# [Task brief]
Make an exact copy of the records, dropping all pictures.

# [Figure record extracts]

┄┄┄┄┄┄┄┄┄┄

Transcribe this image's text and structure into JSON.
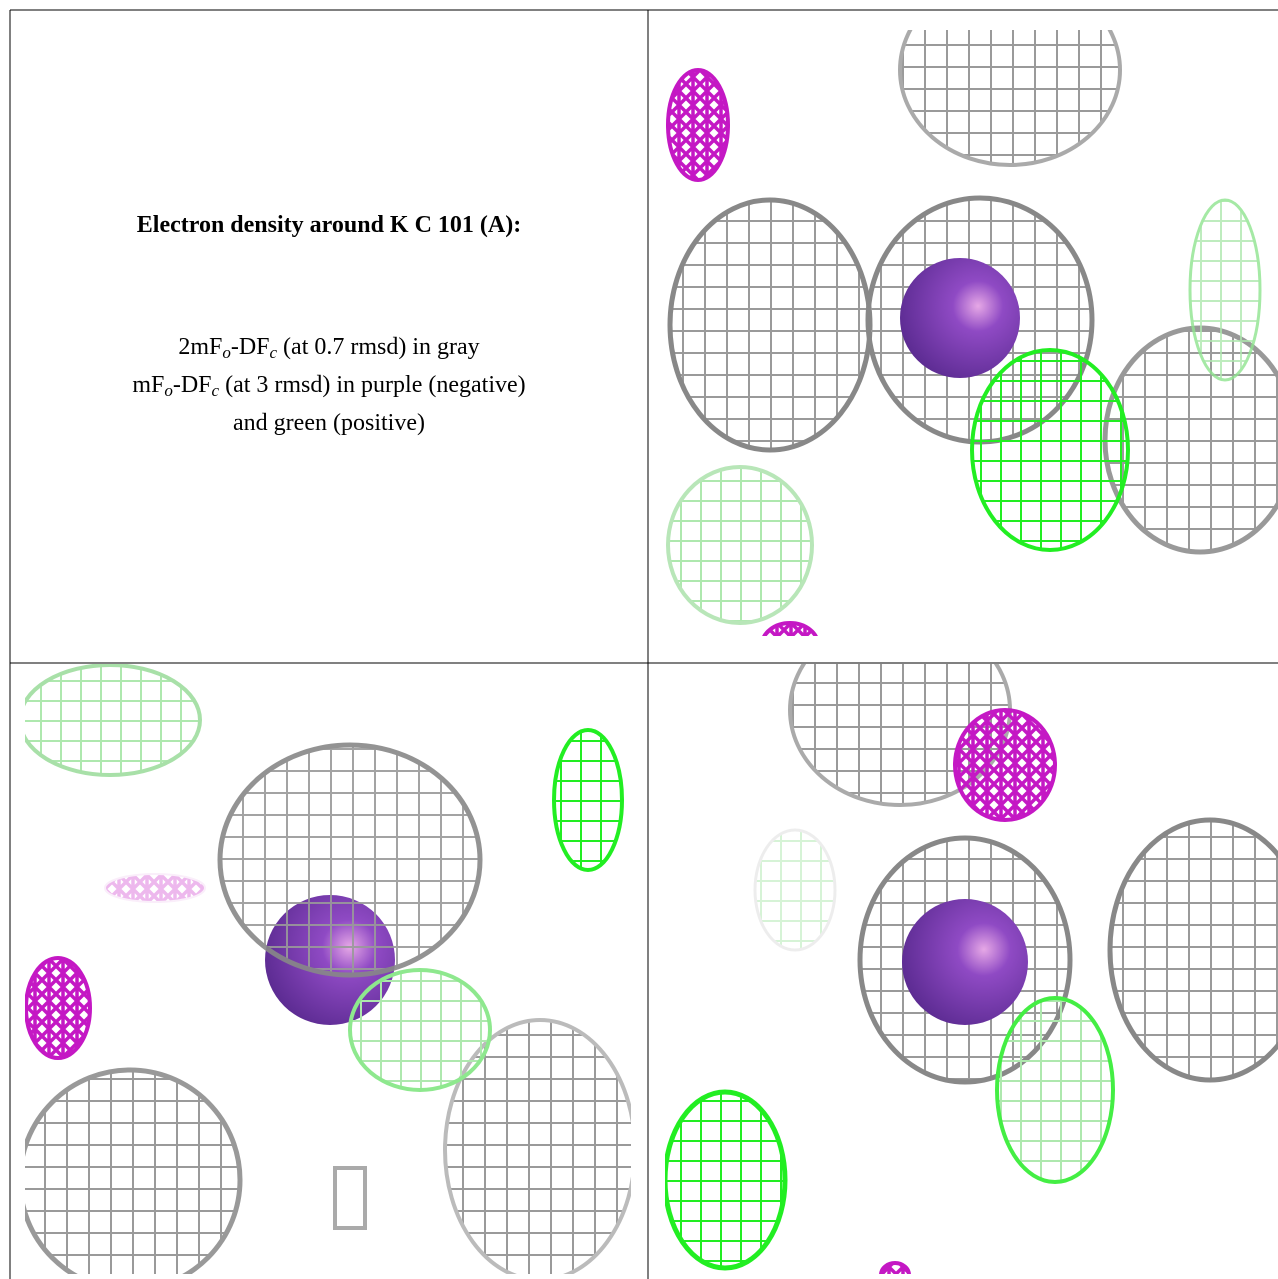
{
  "figure_text": {
    "title": "Electron density around K C 101 (A):",
    "legend_lines": [
      [
        "2mF",
        "o",
        "-DF",
        "c",
        " (at 0.7 rmsd) in gray"
      ],
      [
        "mF",
        "o",
        "-DF",
        "c",
        " (at 3 rmsd) in purple (negative)"
      ],
      [
        "and green (positive)"
      ]
    ]
  }
}
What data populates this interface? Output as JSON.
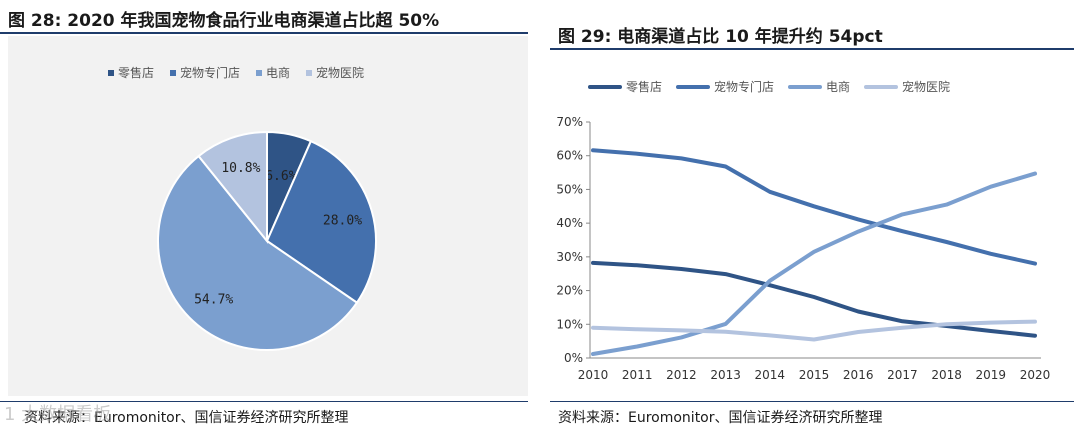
{
  "figures": {
    "left": {
      "title": "图 28:  2020 年我国宠物食品行业电商渠道占比超 50%",
      "source": "资料来源：Euromonitor、国信证券经济研究所整理",
      "legend": [
        "零售店",
        "宠物专门店",
        "电商",
        "宠物医院"
      ]
    },
    "right": {
      "title": "图 29:  电商渠道占比 10 年提升约 54pct",
      "source": "资料来源：Euromonitor、国信证券经济研究所整理",
      "legend": [
        "零售店",
        "宠物专门店",
        "电商",
        "宠物医院"
      ]
    }
  },
  "watermark": "1 大数据看板",
  "colors": {
    "retail": "#2f5486",
    "specialty": "#4470ad",
    "ecommerce": "#7b9fcf",
    "hospital": "#b3c3df"
  },
  "chart_data": [
    {
      "type": "pie",
      "title": "",
      "slices": [
        {
          "name": "零售店",
          "value": 6.6,
          "label": "6.6%"
        },
        {
          "name": "宠物专门店",
          "value": 28.0,
          "label": "28.0%"
        },
        {
          "name": "电商",
          "value": 54.7,
          "label": "54.7%"
        },
        {
          "name": "宠物医院",
          "value": 10.8,
          "label": "10.8%"
        }
      ],
      "legend_position": "top"
    },
    {
      "type": "line",
      "title": "",
      "x": [
        2010,
        2011,
        2012,
        2013,
        2014,
        2015,
        2016,
        2017,
        2018,
        2019,
        2020
      ],
      "xticks": [
        "2010",
        "2011",
        "2012",
        "2013",
        "2014",
        "2015",
        "2016",
        "2017",
        "2018",
        "2019",
        "2020"
      ],
      "yticks": [
        "0%",
        "10%",
        "20%",
        "30%",
        "40%",
        "50%",
        "60%",
        "70%"
      ],
      "ylim": [
        0,
        70
      ],
      "series": [
        {
          "name": "零售店",
          "values": [
            28.2,
            27.5,
            26.4,
            24.9,
            21.6,
            18.1,
            13.8,
            10.9,
            9.5,
            8.0,
            6.6
          ]
        },
        {
          "name": "宠物专门店",
          "values": [
            61.6,
            60.6,
            59.2,
            56.8,
            49.3,
            45.0,
            41.1,
            37.6,
            34.4,
            30.9,
            28.0
          ]
        },
        {
          "name": "电商",
          "values": [
            1.2,
            3.4,
            6.1,
            10.1,
            22.9,
            31.5,
            37.5,
            42.6,
            45.5,
            50.8,
            54.7
          ]
        },
        {
          "name": "宠物医院",
          "values": [
            9.0,
            8.5,
            8.2,
            7.8,
            6.7,
            5.5,
            7.7,
            9.0,
            10.0,
            10.5,
            10.8
          ]
        }
      ],
      "grid": false,
      "legend_position": "top"
    }
  ]
}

┄┄┄┄┄┄┄┄┄┄

# [Finished answer]
Transcribe this image's text and structure into JSON.
{
  "figure_text": {
    "title": "Electron density around K C 101 (A):",
    "legend_lines": [
      [
        "2mF",
        "o",
        "-DF",
        "c",
        " (at 0.7 rmsd) in gray"
      ],
      [
        "mF",
        "o",
        "-DF",
        "c",
        " (at 3 rmsd) in purple (negative)"
      ],
      [
        "and green (positive)"
      ]
    ]
  }
}
What data populates this interface? Output as JSON.
{
  "figures": {
    "left": {
      "title": "图 28:  2020 年我国宠物食品行业电商渠道占比超 50%",
      "source": "资料来源：Euromonitor、国信证券经济研究所整理",
      "legend": [
        "零售店",
        "宠物专门店",
        "电商",
        "宠物医院"
      ]
    },
    "right": {
      "title": "图 29:  电商渠道占比 10 年提升约 54pct",
      "source": "资料来源：Euromonitor、国信证券经济研究所整理",
      "legend": [
        "零售店",
        "宠物专门店",
        "电商",
        "宠物医院"
      ]
    }
  },
  "watermark": "1 大数据看板",
  "colors": {
    "retail": "#2f5486",
    "specialty": "#4470ad",
    "ecommerce": "#7b9fcf",
    "hospital": "#b3c3df"
  },
  "chart_data": [
    {
      "type": "pie",
      "title": "",
      "slices": [
        {
          "name": "零售店",
          "value": 6.6,
          "label": "6.6%"
        },
        {
          "name": "宠物专门店",
          "value": 28.0,
          "label": "28.0%"
        },
        {
          "name": "电商",
          "value": 54.7,
          "label": "54.7%"
        },
        {
          "name": "宠物医院",
          "value": 10.8,
          "label": "10.8%"
        }
      ],
      "legend_position": "top"
    },
    {
      "type": "line",
      "title": "",
      "x": [
        2010,
        2011,
        2012,
        2013,
        2014,
        2015,
        2016,
        2017,
        2018,
        2019,
        2020
      ],
      "xticks": [
        "2010",
        "2011",
        "2012",
        "2013",
        "2014",
        "2015",
        "2016",
        "2017",
        "2018",
        "2019",
        "2020"
      ],
      "yticks": [
        "0%",
        "10%",
        "20%",
        "30%",
        "40%",
        "50%",
        "60%",
        "70%"
      ],
      "ylim": [
        0,
        70
      ],
      "series": [
        {
          "name": "零售店",
          "values": [
            28.2,
            27.5,
            26.4,
            24.9,
            21.6,
            18.1,
            13.8,
            10.9,
            9.5,
            8.0,
            6.6
          ]
        },
        {
          "name": "宠物专门店",
          "values": [
            61.6,
            60.6,
            59.2,
            56.8,
            49.3,
            45.0,
            41.1,
            37.6,
            34.4,
            30.9,
            28.0
          ]
        },
        {
          "name": "电商",
          "values": [
            1.2,
            3.4,
            6.1,
            10.1,
            22.9,
            31.5,
            37.5,
            42.6,
            45.5,
            50.8,
            54.7
          ]
        },
        {
          "name": "宠物医院",
          "values": [
            9.0,
            8.5,
            8.2,
            7.8,
            6.7,
            5.5,
            7.7,
            9.0,
            10.0,
            10.5,
            10.8
          ]
        }
      ],
      "grid": false,
      "legend_position": "top"
    }
  ]
}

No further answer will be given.